• _Rows_

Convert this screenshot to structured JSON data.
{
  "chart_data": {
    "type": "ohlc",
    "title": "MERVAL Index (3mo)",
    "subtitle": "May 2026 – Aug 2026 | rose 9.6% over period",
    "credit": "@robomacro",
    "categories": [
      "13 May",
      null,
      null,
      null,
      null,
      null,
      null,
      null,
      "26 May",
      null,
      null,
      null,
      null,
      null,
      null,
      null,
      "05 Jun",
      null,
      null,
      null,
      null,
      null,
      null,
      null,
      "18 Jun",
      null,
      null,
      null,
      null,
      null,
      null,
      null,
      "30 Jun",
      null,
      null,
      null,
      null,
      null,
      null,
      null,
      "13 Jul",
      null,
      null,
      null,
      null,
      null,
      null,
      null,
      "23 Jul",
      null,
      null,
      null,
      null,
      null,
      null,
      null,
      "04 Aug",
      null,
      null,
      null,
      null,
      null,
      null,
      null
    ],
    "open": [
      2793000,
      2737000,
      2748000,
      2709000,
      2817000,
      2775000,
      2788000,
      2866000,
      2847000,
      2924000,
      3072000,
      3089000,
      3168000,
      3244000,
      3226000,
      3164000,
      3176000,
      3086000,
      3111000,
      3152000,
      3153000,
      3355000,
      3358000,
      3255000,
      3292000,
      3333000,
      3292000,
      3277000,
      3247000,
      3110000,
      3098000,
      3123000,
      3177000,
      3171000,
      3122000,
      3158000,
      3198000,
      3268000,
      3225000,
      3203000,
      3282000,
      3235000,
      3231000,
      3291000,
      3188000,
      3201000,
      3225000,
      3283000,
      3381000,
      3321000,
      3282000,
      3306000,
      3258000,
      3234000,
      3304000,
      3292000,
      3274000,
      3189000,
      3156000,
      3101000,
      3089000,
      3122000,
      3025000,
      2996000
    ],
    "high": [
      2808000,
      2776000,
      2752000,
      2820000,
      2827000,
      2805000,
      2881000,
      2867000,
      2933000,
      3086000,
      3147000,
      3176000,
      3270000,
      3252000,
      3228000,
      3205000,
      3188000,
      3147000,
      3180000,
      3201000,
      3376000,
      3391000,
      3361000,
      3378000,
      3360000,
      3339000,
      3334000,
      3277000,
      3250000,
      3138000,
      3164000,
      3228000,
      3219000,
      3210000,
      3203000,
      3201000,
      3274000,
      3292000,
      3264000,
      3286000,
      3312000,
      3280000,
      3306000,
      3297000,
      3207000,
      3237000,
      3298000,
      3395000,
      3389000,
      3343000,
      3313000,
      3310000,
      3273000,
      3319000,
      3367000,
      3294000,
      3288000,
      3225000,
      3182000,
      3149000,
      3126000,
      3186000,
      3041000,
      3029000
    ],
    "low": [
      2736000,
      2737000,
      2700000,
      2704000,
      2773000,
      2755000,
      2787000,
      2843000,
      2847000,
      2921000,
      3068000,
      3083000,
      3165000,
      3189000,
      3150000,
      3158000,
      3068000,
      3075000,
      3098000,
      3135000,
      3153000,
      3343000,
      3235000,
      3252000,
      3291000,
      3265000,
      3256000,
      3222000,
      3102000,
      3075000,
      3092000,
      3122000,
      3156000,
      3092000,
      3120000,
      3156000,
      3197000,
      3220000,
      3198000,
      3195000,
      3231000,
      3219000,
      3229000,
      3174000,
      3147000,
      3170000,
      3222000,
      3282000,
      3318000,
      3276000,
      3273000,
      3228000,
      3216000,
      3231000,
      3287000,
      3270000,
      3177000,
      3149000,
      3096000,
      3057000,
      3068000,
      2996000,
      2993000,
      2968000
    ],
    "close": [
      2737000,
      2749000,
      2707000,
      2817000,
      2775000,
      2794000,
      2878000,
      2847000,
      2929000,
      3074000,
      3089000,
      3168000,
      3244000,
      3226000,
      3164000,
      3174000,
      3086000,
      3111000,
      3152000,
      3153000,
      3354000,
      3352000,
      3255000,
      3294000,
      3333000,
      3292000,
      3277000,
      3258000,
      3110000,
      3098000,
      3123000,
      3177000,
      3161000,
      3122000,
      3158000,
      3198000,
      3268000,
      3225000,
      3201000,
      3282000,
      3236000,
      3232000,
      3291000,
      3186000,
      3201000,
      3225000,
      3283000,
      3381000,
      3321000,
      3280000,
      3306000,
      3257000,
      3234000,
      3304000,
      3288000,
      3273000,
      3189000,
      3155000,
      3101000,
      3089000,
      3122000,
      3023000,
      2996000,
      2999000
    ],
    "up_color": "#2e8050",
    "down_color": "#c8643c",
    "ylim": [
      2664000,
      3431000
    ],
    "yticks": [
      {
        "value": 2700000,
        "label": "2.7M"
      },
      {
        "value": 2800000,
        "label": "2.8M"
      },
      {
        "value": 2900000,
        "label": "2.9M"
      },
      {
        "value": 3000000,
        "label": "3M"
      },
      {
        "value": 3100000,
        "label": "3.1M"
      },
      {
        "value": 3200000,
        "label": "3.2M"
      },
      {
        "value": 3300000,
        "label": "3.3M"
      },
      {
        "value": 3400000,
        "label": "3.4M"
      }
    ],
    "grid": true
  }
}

• _Stated exercise_
From the listing above, collect every line that mentions the word "value".

• _Exercise result_
        "value": 2700000,
        "value": 2800000,
        "value": 2900000,
        "value": 3000000,
        "value": 3100000,
        "value": 3200000,
        "value": 3300000,
        "value": 3400000,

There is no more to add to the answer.